**Exercise:** Give only the number of lines in the records below that contain the word "from".

**** Information supplied

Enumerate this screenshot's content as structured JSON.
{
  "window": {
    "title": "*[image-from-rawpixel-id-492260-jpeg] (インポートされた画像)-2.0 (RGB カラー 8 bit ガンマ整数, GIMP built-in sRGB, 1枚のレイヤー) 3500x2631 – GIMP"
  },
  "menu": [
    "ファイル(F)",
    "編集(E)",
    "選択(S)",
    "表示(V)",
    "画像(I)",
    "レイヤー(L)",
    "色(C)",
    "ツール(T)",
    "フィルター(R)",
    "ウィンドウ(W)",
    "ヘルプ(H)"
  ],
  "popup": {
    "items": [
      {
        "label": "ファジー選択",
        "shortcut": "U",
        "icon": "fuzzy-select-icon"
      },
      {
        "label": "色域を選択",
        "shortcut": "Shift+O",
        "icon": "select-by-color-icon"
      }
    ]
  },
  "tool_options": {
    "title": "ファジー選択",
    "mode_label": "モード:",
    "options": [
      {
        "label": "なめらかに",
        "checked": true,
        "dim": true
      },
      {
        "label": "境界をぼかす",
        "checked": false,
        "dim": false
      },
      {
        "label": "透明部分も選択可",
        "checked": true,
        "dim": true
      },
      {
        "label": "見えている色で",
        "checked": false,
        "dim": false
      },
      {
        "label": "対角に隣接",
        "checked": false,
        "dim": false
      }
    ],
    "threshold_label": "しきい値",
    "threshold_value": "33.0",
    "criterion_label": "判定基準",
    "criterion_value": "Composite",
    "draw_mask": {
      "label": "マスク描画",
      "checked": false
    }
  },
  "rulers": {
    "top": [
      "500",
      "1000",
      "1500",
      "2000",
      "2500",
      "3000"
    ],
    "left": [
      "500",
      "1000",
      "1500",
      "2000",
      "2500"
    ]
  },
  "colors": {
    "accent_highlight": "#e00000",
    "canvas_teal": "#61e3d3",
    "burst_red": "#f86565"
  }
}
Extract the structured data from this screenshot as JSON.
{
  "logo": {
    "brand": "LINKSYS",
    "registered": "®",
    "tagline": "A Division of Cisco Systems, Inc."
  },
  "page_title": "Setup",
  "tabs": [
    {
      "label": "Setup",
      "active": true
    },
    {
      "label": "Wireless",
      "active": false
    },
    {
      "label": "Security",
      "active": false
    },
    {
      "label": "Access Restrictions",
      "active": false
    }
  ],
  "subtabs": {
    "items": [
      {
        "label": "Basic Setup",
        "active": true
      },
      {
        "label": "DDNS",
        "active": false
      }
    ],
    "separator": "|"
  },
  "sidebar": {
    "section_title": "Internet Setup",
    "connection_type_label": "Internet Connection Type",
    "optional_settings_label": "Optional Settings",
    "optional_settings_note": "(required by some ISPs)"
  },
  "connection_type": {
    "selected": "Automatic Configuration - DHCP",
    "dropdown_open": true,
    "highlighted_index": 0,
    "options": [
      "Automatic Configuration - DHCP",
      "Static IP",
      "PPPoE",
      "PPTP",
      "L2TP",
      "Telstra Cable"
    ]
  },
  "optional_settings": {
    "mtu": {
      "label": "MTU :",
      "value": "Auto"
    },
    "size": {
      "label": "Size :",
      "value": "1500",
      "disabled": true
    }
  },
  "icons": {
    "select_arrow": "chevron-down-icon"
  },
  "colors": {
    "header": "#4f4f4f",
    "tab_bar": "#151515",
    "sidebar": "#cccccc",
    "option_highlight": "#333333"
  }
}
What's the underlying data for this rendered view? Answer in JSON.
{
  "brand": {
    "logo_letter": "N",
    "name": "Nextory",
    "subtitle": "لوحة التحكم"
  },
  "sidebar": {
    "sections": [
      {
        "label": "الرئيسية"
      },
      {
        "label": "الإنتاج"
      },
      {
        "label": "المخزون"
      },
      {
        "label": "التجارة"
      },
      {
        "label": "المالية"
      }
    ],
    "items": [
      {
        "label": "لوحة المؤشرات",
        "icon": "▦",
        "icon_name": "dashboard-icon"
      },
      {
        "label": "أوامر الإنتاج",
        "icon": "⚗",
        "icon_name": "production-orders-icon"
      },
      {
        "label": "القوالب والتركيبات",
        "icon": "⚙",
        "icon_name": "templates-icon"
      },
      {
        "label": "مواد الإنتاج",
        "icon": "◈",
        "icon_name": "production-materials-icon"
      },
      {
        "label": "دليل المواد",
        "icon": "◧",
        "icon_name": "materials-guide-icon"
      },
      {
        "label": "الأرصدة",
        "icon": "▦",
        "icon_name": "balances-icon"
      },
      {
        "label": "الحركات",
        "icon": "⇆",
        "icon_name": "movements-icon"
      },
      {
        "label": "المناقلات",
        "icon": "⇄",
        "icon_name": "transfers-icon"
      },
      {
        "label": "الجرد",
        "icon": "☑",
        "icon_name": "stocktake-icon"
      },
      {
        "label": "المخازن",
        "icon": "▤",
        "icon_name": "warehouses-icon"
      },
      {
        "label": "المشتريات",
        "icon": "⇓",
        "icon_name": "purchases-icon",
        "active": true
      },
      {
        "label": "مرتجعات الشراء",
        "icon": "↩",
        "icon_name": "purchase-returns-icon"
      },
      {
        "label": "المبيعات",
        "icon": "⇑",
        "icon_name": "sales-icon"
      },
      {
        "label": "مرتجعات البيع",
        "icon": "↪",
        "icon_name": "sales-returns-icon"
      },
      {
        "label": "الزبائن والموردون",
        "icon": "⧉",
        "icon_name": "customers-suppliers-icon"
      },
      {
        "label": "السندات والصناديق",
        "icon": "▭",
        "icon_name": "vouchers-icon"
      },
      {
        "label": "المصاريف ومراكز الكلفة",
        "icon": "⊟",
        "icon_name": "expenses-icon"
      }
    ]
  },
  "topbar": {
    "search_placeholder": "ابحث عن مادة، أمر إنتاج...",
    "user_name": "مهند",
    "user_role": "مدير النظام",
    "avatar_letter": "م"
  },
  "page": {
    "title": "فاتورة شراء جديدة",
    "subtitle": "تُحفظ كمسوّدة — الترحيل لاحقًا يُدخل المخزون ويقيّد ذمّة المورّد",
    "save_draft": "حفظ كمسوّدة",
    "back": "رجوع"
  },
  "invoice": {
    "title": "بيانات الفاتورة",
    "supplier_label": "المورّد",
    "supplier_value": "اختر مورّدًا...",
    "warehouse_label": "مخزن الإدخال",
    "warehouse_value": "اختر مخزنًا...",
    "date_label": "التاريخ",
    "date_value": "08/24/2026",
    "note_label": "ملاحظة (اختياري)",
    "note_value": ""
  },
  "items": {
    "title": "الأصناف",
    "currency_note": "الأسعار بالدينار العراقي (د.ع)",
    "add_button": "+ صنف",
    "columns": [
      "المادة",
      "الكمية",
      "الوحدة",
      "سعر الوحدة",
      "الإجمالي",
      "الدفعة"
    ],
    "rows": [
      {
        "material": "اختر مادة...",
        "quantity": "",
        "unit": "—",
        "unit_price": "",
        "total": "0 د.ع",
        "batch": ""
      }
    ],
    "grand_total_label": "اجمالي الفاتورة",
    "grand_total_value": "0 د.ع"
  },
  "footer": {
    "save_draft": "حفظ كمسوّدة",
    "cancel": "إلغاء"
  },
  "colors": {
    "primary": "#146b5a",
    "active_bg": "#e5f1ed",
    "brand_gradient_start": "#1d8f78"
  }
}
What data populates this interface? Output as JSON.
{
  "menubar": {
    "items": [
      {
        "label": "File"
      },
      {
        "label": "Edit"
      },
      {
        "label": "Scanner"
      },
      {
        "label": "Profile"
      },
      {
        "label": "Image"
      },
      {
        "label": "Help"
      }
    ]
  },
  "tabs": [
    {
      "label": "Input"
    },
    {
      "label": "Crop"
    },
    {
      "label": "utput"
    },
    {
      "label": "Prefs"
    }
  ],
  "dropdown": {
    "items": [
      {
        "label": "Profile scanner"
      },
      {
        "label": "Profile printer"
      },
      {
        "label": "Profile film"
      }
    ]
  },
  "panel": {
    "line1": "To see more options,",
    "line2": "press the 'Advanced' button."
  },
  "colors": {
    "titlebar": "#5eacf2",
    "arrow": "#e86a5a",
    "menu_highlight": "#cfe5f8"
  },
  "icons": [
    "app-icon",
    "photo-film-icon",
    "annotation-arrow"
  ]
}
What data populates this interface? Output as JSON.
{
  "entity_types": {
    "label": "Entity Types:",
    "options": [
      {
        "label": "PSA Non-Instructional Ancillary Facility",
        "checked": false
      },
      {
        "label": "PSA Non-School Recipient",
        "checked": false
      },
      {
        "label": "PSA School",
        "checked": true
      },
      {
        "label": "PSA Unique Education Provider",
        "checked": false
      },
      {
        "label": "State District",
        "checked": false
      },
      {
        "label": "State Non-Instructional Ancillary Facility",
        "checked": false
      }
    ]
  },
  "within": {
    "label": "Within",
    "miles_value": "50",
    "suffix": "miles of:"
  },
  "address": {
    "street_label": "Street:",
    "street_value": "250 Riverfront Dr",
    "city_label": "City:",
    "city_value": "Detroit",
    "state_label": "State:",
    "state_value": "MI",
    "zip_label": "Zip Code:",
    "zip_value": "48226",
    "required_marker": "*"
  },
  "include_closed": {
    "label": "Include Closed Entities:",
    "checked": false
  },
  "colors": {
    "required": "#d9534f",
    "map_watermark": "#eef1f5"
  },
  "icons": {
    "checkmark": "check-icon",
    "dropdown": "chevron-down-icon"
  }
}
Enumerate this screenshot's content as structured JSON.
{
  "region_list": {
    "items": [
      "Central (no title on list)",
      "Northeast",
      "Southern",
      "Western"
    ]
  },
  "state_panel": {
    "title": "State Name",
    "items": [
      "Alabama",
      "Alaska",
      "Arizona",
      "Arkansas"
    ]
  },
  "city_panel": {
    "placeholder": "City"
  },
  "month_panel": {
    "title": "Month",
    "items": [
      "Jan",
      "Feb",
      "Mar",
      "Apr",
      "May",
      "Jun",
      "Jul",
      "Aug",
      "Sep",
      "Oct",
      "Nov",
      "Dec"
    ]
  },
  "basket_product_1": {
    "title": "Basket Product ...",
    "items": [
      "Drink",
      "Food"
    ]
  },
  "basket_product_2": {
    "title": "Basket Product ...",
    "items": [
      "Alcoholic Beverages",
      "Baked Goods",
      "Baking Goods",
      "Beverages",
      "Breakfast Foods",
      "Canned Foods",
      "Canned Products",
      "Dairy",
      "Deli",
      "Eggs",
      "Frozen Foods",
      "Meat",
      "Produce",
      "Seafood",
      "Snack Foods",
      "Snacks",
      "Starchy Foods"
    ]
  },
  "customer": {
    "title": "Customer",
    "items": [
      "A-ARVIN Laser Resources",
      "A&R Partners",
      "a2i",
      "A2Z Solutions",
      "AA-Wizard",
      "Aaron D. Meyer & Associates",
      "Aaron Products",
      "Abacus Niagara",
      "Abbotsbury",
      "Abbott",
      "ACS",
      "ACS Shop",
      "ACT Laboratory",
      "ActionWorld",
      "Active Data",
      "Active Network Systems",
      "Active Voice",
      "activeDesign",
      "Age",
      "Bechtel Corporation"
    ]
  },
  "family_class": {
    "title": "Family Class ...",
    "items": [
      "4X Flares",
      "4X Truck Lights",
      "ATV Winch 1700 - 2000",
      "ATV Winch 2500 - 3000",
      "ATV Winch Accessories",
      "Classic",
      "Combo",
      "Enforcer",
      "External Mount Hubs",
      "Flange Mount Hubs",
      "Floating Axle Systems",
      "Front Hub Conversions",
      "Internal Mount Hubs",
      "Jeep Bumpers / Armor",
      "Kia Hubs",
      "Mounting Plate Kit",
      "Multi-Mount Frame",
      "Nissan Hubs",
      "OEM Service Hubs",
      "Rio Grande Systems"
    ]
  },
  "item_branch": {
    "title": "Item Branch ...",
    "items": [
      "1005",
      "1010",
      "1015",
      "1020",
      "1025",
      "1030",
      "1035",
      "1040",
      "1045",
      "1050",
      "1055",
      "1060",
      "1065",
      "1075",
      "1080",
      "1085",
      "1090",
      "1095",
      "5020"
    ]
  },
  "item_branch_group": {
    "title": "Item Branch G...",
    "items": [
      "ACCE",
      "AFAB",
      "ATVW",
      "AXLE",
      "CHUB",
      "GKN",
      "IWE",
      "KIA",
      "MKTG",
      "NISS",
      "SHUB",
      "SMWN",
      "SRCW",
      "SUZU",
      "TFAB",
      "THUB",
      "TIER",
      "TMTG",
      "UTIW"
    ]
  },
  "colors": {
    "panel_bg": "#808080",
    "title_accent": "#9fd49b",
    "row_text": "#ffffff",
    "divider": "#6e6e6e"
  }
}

********

**The result:** 2